** Begin Working data **
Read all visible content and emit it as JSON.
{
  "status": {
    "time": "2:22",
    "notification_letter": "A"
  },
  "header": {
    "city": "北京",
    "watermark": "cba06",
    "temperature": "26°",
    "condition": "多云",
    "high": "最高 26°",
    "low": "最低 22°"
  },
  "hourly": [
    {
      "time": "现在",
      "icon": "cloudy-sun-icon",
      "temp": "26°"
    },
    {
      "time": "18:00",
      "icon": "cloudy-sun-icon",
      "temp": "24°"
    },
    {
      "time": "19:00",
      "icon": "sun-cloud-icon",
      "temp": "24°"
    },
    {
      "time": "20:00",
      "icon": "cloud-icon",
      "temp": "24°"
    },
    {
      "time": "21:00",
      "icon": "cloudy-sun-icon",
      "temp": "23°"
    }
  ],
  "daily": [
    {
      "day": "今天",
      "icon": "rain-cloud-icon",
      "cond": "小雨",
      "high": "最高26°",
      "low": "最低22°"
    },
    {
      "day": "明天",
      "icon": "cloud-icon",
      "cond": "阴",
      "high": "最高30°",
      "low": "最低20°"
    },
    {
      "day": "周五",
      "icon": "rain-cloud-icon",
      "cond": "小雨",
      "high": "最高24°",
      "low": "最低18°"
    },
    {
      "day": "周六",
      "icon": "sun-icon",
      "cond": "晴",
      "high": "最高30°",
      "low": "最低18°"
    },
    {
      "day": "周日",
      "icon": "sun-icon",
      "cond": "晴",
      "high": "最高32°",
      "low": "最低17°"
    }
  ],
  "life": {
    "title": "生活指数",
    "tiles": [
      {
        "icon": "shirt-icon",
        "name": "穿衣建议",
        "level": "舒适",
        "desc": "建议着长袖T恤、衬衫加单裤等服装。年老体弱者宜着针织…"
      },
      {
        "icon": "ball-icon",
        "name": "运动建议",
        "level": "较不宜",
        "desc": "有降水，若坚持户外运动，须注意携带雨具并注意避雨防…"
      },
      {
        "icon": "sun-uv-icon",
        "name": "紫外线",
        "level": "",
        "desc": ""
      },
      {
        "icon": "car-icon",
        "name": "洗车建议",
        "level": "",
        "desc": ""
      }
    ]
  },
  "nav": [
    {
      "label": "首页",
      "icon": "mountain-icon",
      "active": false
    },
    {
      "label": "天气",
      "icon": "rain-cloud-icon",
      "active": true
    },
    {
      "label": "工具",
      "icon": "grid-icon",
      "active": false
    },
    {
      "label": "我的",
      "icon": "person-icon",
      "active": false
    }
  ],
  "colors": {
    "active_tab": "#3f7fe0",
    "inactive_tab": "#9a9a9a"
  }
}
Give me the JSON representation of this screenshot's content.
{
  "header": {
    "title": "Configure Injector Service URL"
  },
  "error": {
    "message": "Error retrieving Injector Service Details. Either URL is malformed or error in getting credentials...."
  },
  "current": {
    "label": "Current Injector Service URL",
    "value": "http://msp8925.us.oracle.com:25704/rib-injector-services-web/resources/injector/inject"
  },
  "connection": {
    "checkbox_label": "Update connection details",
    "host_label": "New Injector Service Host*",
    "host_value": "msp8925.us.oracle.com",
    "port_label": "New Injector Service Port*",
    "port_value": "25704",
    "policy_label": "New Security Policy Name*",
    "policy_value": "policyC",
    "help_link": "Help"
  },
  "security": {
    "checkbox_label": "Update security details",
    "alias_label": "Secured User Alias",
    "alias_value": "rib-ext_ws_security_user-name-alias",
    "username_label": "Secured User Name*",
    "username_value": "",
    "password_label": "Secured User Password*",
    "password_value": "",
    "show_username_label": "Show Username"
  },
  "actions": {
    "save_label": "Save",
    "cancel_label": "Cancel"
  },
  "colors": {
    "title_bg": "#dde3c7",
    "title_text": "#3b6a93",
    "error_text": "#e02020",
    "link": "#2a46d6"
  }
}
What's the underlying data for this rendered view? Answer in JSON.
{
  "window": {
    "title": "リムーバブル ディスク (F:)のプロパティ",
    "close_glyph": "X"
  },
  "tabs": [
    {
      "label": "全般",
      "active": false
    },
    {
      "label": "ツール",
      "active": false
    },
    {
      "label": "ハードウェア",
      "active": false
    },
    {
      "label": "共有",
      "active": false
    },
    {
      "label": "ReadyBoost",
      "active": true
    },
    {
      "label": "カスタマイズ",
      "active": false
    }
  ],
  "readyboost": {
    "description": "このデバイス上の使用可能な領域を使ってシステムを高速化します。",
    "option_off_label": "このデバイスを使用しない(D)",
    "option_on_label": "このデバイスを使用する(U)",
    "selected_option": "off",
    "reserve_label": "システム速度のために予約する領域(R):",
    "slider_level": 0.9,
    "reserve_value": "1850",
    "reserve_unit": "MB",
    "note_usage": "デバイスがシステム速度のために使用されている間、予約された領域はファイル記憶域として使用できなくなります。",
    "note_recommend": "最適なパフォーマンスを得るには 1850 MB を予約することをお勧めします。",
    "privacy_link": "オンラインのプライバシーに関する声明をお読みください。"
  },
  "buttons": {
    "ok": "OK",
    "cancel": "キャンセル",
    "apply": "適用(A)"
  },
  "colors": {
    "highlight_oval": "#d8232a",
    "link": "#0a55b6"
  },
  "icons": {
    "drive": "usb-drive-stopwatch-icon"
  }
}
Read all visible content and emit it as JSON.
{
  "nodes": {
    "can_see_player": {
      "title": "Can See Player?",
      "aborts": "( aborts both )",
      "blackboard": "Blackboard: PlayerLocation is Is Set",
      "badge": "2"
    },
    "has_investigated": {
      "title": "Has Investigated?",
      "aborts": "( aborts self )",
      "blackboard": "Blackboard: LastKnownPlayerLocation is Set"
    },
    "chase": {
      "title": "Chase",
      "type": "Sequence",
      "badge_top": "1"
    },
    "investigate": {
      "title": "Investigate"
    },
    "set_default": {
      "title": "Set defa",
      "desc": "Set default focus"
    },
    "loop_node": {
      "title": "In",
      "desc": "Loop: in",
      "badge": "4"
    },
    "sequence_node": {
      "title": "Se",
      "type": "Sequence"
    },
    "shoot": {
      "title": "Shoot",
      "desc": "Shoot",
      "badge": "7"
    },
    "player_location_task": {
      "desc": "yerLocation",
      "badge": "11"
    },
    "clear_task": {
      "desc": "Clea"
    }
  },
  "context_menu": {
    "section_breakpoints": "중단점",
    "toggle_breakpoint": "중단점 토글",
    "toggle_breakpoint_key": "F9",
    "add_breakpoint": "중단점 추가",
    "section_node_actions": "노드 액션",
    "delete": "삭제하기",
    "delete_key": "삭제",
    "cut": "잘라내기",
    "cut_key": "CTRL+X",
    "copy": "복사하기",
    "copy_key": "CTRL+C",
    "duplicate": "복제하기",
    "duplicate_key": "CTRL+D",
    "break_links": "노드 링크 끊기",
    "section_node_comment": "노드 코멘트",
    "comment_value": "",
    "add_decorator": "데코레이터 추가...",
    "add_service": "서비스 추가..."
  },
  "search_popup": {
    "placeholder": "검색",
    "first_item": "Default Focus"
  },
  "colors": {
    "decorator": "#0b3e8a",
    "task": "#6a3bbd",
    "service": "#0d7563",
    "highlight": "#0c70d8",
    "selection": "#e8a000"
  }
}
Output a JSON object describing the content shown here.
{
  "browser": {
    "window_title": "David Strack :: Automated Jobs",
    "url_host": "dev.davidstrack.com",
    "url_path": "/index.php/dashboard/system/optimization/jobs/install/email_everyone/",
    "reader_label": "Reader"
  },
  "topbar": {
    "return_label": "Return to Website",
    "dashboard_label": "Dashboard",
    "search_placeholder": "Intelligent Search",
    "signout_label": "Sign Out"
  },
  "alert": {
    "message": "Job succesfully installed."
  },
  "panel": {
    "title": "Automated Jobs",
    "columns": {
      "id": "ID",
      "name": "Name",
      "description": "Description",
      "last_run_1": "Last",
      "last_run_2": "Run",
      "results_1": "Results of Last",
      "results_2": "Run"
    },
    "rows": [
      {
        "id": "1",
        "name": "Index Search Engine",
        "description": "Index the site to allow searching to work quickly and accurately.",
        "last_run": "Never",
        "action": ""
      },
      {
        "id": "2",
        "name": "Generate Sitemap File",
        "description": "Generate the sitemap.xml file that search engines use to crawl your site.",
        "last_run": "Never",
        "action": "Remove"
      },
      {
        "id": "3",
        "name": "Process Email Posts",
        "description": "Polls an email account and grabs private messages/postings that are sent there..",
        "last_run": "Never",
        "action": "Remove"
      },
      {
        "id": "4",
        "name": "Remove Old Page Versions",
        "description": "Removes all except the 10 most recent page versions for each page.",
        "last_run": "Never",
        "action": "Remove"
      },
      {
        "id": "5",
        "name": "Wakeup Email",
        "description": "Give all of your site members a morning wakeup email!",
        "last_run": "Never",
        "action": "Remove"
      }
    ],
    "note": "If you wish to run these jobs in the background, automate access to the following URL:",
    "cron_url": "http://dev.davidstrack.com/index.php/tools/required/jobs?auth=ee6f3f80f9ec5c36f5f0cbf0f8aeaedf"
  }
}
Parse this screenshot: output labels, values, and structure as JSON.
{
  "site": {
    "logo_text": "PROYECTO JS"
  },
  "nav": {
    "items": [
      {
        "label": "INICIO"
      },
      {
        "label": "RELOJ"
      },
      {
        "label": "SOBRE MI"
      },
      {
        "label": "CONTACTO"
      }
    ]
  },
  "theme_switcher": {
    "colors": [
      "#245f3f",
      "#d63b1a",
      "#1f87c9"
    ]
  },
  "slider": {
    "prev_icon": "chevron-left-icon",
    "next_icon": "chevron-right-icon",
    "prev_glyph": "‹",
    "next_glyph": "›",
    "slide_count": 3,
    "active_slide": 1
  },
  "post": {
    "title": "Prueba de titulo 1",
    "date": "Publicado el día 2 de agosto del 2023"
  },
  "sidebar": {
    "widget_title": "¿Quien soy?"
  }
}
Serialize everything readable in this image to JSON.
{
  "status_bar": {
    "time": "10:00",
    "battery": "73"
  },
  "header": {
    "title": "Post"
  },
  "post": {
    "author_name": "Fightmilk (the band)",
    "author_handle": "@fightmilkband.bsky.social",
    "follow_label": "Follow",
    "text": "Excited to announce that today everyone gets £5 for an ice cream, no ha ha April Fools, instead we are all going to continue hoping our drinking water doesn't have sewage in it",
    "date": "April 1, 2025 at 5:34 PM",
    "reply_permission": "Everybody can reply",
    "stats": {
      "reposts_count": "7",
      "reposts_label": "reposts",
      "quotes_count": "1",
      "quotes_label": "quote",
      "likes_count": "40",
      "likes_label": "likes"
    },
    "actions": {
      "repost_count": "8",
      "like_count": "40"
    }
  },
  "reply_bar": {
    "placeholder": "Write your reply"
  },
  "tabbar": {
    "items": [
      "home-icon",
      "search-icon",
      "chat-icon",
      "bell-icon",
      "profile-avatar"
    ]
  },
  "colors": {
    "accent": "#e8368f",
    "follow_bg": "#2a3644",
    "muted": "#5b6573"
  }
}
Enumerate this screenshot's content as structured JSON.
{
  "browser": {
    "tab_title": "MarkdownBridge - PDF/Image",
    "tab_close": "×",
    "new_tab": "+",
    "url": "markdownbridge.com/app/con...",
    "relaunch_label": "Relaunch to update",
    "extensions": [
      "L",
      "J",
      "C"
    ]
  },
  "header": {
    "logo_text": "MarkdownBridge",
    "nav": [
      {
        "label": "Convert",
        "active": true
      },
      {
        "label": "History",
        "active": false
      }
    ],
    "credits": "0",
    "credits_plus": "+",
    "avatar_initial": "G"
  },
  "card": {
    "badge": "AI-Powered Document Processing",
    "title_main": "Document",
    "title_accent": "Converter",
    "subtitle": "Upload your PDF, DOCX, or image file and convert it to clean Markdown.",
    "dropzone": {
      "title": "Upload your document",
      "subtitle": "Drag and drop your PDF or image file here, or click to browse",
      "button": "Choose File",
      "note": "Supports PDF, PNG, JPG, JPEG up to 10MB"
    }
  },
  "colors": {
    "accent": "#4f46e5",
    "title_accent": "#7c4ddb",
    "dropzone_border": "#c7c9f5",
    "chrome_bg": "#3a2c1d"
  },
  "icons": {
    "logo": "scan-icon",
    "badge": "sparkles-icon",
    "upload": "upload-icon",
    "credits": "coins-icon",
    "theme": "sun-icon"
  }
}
** End Working data **
*Set exercise*: Pull out all lines from the listing that contain the string "subtitle".

*Response to this exercise*:
    "subtitle": "Upload your PDF, DOCX, or image file and convert it to clean Markdown.",
      "subtitle": "Drag and drop your PDF or image file here, or click to browse",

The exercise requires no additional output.